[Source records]
══════════════════════════════

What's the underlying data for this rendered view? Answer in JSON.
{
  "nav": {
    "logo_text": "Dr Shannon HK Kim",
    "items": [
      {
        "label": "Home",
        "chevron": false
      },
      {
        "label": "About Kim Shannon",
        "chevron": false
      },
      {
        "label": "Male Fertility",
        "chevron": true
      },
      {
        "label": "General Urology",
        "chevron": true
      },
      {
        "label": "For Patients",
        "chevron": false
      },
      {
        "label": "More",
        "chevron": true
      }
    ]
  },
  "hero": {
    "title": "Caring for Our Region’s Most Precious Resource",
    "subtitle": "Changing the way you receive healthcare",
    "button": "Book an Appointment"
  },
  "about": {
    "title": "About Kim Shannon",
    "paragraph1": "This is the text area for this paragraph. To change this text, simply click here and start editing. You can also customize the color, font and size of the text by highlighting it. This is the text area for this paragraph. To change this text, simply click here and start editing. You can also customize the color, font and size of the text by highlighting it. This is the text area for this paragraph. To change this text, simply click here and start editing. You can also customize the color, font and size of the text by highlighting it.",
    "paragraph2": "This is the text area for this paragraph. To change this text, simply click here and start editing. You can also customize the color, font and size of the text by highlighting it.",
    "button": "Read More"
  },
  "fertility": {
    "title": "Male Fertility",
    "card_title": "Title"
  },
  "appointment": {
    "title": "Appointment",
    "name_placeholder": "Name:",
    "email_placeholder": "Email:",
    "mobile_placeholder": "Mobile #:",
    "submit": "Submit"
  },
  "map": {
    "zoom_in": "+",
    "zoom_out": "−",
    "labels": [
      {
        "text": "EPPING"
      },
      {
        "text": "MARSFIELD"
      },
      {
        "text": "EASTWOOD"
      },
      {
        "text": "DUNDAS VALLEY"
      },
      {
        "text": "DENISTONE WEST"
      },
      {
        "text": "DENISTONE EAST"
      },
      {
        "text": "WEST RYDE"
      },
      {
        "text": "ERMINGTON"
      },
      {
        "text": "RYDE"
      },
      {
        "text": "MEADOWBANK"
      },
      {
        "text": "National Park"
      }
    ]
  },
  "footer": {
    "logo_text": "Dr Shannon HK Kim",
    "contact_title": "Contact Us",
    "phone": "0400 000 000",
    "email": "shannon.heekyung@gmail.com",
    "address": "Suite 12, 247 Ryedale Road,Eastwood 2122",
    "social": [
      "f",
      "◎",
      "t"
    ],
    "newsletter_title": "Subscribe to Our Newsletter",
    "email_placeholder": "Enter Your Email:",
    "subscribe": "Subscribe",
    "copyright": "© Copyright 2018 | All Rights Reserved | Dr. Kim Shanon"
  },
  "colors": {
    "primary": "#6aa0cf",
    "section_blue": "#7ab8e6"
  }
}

══════════════════════════════

- The task
Reproduce each entry above character for character.

- Answer space
What's the underlying data for this rendered view? Answer in JSON.
{
  "nav": {
    "logo_text": "Dr Shannon HK Kim",
    "items": [
      {
        "label": "Home",
        "chevron": false
      },
      {
        "label": "About Kim Shannon",
        "chevron": false
      },
      {
        "label": "Male Fertility",
        "chevron": true
      },
      {
        "label": "General Urology",
        "chevron": true
      },
      {
        "label": "For Patients",
        "chevron": false
      },
      {
        "label": "More",
        "chevron": true
      }
    ]
  },
  "hero": {
    "title": "Caring for Our Region’s Most Precious Resource",
    "subtitle": "Changing the way you receive healthcare",
    "button": "Book an Appointment"
  },
  "about": {
    "title": "About Kim Shannon",
    "paragraph1": "This is the text area for this paragraph. To change this text, simply click here and start editing. You can also customize the color, font and size of the text by highlighting it. This is the text area for this paragraph. To change this text, simply click here and start editing. You can also customize the color, font and size of the text by highlighting it. This is the text area for this paragraph. To change this text, simply click here and start editing. You can also customize the color, font and size of the text by highlighting it.",
    "paragraph2": "This is the text area for this paragraph. To change this text, simply click here and start editing. You can also customize the color, font and size of the text by highlighting it.",
    "button": "Read More"
  },
  "fertility": {
    "title": "Male Fertility",
    "card_title": "Title"
  },
  "appointment": {
    "title": "Appointment",
    "name_placeholder": "Name:",
    "email_placeholder": "Email:",
    "mobile_placeholder": "Mobile #:",
    "submit": "Submit"
  },
  "map": {
    "zoom_in": "+",
    "zoom_out": "−",
    "labels": [
      {
        "text": "EPPING"
      },
      {
        "text": "MARSFIELD"
      },
      {
        "text": "EASTWOOD"
      },
      {
        "text": "DUNDAS VALLEY"
      },
      {
        "text": "DENISTONE WEST"
      },
      {
        "text": "DENISTONE EAST"
      },
      {
        "text": "WEST RYDE"
      },
      {
        "text": "ERMINGTON"
      },
      {
        "text": "RYDE"
      },
      {
        "text": "MEADOWBANK"
      },
      {
        "text": "National Park"
      }
    ]
  },
  "footer": {
    "logo_text": "Dr Shannon HK Kim",
    "contact_title": "Contact Us",
    "phone": "0400 000 000",
    "email": "shannon.heekyung@gmail.com",
    "address": "Suite 12, 247 Ryedale Road,Eastwood 2122",
    "social": [
      "f",
      "◎",
      "t"
    ],
    "newsletter_title": "Subscribe to Our Newsletter",
    "email_placeholder": "Enter Your Email:",
    "subscribe": "Subscribe",
    "copyright": "© Copyright 2018 | All Rights Reserved | Dr. Kim Shanon"
  },
  "colors": {
    "primary": "#6aa0cf",
    "section_blue": "#7ab8e6"
  }
}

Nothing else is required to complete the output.